▶ **What to produce**: Find every line in the records below that holds the word "odpowiednich", and copy each one.

[Dataset items]
-*-*-
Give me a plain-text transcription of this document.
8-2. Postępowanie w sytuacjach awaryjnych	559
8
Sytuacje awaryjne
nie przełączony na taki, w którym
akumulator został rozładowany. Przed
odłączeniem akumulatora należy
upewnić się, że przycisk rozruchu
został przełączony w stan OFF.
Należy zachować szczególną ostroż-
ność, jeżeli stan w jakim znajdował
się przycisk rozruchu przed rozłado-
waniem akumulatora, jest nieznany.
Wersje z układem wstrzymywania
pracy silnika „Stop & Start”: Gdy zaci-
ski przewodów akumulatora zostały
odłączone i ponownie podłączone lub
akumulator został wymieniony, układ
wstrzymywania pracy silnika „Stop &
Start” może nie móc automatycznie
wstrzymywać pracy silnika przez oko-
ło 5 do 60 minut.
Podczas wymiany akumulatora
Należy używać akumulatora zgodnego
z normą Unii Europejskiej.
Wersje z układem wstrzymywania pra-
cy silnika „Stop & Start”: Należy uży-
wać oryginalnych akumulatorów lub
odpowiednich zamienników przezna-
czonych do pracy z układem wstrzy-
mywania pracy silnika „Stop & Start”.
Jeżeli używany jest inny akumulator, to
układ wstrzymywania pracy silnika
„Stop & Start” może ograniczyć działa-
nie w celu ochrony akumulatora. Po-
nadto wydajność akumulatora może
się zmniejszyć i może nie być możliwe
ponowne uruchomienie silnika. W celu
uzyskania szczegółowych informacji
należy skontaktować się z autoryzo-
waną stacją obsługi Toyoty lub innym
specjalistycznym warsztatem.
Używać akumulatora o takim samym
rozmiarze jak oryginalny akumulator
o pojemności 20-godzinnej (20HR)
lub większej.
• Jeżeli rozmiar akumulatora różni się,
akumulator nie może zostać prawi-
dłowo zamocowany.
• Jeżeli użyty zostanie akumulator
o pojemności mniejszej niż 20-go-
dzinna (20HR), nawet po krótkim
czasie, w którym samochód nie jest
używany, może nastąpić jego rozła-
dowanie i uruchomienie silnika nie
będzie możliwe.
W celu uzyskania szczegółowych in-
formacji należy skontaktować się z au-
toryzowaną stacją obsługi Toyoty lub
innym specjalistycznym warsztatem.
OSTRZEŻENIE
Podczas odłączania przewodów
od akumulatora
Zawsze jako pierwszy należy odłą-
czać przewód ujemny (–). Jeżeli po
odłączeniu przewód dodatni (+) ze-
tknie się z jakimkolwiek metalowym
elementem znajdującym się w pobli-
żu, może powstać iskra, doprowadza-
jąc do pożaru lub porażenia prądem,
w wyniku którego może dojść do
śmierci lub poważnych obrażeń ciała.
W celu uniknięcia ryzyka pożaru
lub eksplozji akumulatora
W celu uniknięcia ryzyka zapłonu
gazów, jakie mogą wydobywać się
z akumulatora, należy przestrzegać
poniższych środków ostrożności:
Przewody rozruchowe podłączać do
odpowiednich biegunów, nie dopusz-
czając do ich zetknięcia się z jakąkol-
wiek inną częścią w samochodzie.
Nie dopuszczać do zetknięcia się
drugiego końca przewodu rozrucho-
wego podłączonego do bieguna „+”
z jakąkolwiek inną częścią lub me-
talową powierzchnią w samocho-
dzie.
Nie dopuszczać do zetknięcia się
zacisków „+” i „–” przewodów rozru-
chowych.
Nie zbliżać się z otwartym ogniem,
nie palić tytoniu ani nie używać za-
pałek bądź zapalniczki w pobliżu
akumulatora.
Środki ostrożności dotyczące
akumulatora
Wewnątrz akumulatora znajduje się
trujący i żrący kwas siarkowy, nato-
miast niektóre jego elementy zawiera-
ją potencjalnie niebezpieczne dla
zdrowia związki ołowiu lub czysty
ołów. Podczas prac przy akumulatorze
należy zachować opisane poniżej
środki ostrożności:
-*-*-
▶ **Task response**:
odpowiednich zamienników przezna-
odpowiednich biegunów, nie dopusz-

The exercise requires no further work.